─── Extracted data

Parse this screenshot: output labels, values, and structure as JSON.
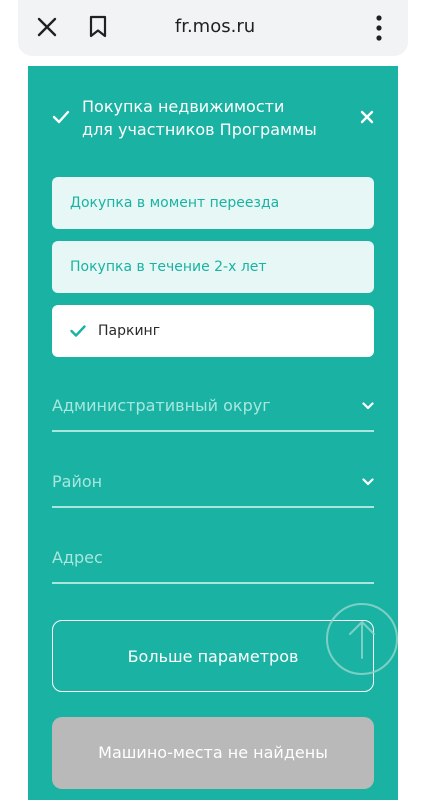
{
  "browser": {
    "url": "fr.mos.ru",
    "icons": {
      "close": "close-icon",
      "bookmark": "bookmark-icon",
      "menu": "more-vertical-icon"
    }
  },
  "filters": {
    "program_title_line1": "Покупка недвижимости",
    "program_title_line2": "для участников Программы",
    "options": [
      {
        "label": "Докупка в момент переезда",
        "selected": false
      },
      {
        "label": "Покупка в течение 2-х лет",
        "selected": false
      },
      {
        "label": "Паркинг",
        "selected": true
      }
    ],
    "district_placeholder": "Административный округ",
    "area_placeholder": "Район",
    "address_placeholder": "Адрес",
    "more_params_label": "Больше параметров",
    "result_label": "Машино-места не найдены"
  },
  "colors": {
    "panel": "#1ab3a3",
    "option_light": "#e6f7f5",
    "field_line": "#a8e6de",
    "disabled_button": "#b9b9b9"
  }
}
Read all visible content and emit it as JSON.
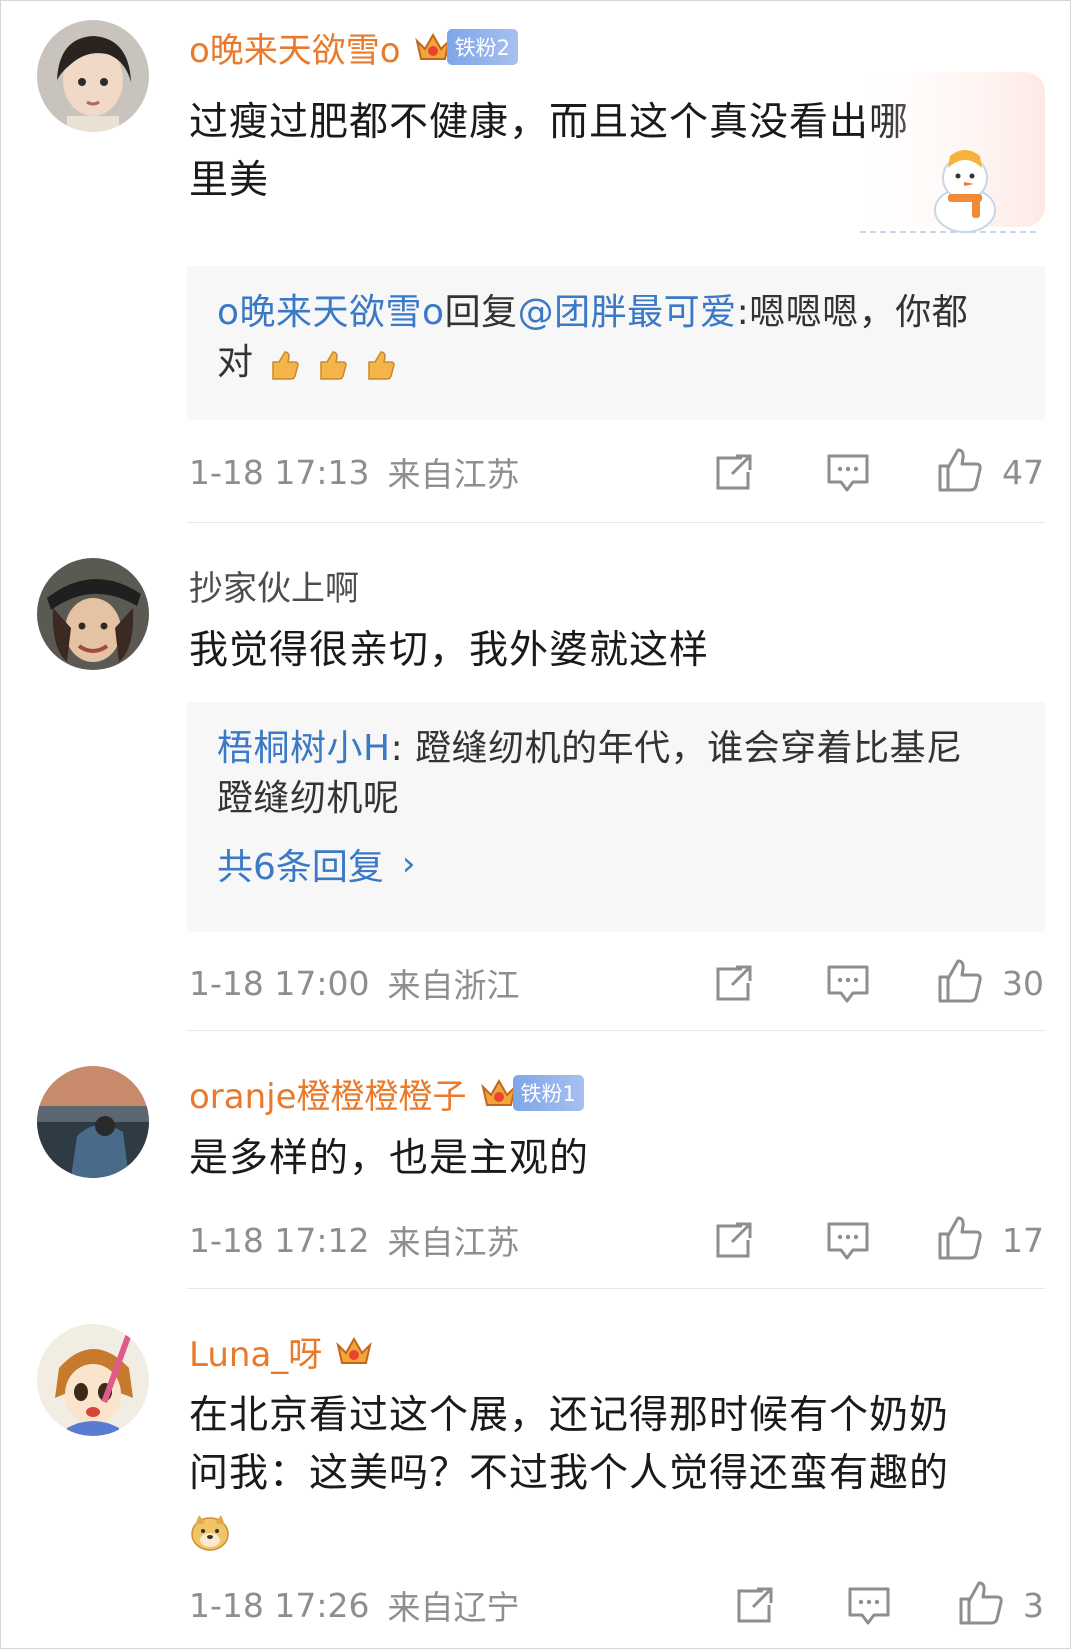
{
  "comments": [
    {
      "username": "o晚来天欲雪o",
      "fan_badge": "铁粉2",
      "text_line1": "过瘦过肥都不健康，而且这个真没看出哪",
      "text_line2": "里美",
      "reply": {
        "author": "o晚来天欲雪o",
        "reply_word": "回复",
        "mention": "@团胖最可爱",
        "text_line1_rest": ":嗯嗯嗯，你都",
        "text_line2": "对"
      },
      "time": "1-18 17:13",
      "location": "来自江苏",
      "likes": "47"
    },
    {
      "username": "抄家伙上啊",
      "text": "我觉得很亲切，我外婆就这样",
      "reply": {
        "author": "梧桐树小H",
        "text_line1_rest": ": 蹬缝纫机的年代，谁会穿着比基尼",
        "text_line2": "蹬缝纫机呢",
        "more_label": "共6条回复",
        "more_chevron": "›"
      },
      "time": "1-18 17:00",
      "location": "来自浙江",
      "likes": "30"
    },
    {
      "username": "oranje橙橙橙橙子",
      "fan_badge": "铁粉1",
      "text": "是多样的，也是主观的",
      "time": "1-18 17:12",
      "location": "来自江苏",
      "likes": "17"
    },
    {
      "username": "Luna_呀",
      "text_line1": "在北京看过这个展，还记得那时候有个奶奶",
      "text_line2": "问我：这美吗？不过我个人觉得还蛮有趣的",
      "time": "1-18 17:26",
      "location": "来自辽宁",
      "likes": "3"
    }
  ],
  "colors": {
    "username": "#ea7a2b",
    "link_blue": "#3a79c5",
    "meta_gray": "#8e8e8e",
    "reply_bg": "#f7f7f7",
    "fan_badge": "#7ea6e8"
  },
  "icons": [
    "share-icon",
    "comment-icon",
    "like-icon",
    "crown-icon",
    "thumbs-up-emoji",
    "doge-emoji",
    "snowman-decoration"
  ]
}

──────

_What to produce_
Images must not appear in the copy; reproduce everything else in the records verbatim.

_Reply to the exercise_
Parse this screenshot: output labels, values, and structure as JSON.
{
  "browser": {
    "url": "fr.mos.ru",
    "icons": {
      "close": "close-icon",
      "bookmark": "bookmark-icon",
      "menu": "more-vertical-icon"
    }
  },
  "filters": {
    "program_title_line1": "Покупка недвижимости",
    "program_title_line2": "для участников Программы",
    "options": [
      {
        "label": "Докупка в момент переезда",
        "selected": false
      },
      {
        "label": "Покупка в течение 2-х лет",
        "selected": false
      },
      {
        "label": "Паркинг",
        "selected": true
      }
    ],
    "district_placeholder": "Административный округ",
    "area_placeholder": "Район",
    "address_placeholder": "Адрес",
    "more_params_label": "Больше параметров",
    "result_label": "Машино-места не найдены"
  },
  "colors": {
    "panel": "#1ab3a3",
    "option_light": "#e6f7f5",
    "field_line": "#a8e6de",
    "disabled_button": "#b9b9b9"
  }
}
Read all visible content and emit it as JSON.
{
  "comments": [
    {
      "username": "o晚来天欲雪o",
      "fan_badge": "铁粉2",
      "text_line1": "过瘦过肥都不健康，而且这个真没看出哪",
      "text_line2": "里美",
      "reply": {
        "author": "o晚来天欲雪o",
        "reply_word": "回复",
        "mention": "@团胖最可爱",
        "text_line1_rest": ":嗯嗯嗯，你都",
        "text_line2": "对"
      },
      "time": "1-18 17:13",
      "location": "来自江苏",
      "likes": "47"
    },
    {
      "username": "抄家伙上啊",
      "text": "我觉得很亲切，我外婆就这样",
      "reply": {
        "author": "梧桐树小H",
        "text_line1_rest": ": 蹬缝纫机的年代，谁会穿着比基尼",
        "text_line2": "蹬缝纫机呢",
        "more_label": "共6条回复",
        "more_chevron": "›"
      },
      "time": "1-18 17:00",
      "location": "来自浙江",
      "likes": "30"
    },
    {
      "username": "oranje橙橙橙橙子",
      "fan_badge": "铁粉1",
      "text": "是多样的，也是主观的",
      "time": "1-18 17:12",
      "location": "来自江苏",
      "likes": "17"
    },
    {
      "username": "Luna_呀",
      "text_line1": "在北京看过这个展，还记得那时候有个奶奶",
      "text_line2": "问我：这美吗？不过我个人觉得还蛮有趣的",
      "time": "1-18 17:26",
      "location": "来自辽宁",
      "likes": "3"
    }
  ],
  "colors": {
    "username": "#ea7a2b",
    "link_blue": "#3a79c5",
    "meta_gray": "#8e8e8e",
    "reply_bg": "#f7f7f7",
    "fan_badge": "#7ea6e8"
  },
  "icons": [
    "share-icon",
    "comment-icon",
    "like-icon",
    "crown-icon",
    "thumbs-up-emoji",
    "doge-emoji",
    "snowman-decoration"
  ]
}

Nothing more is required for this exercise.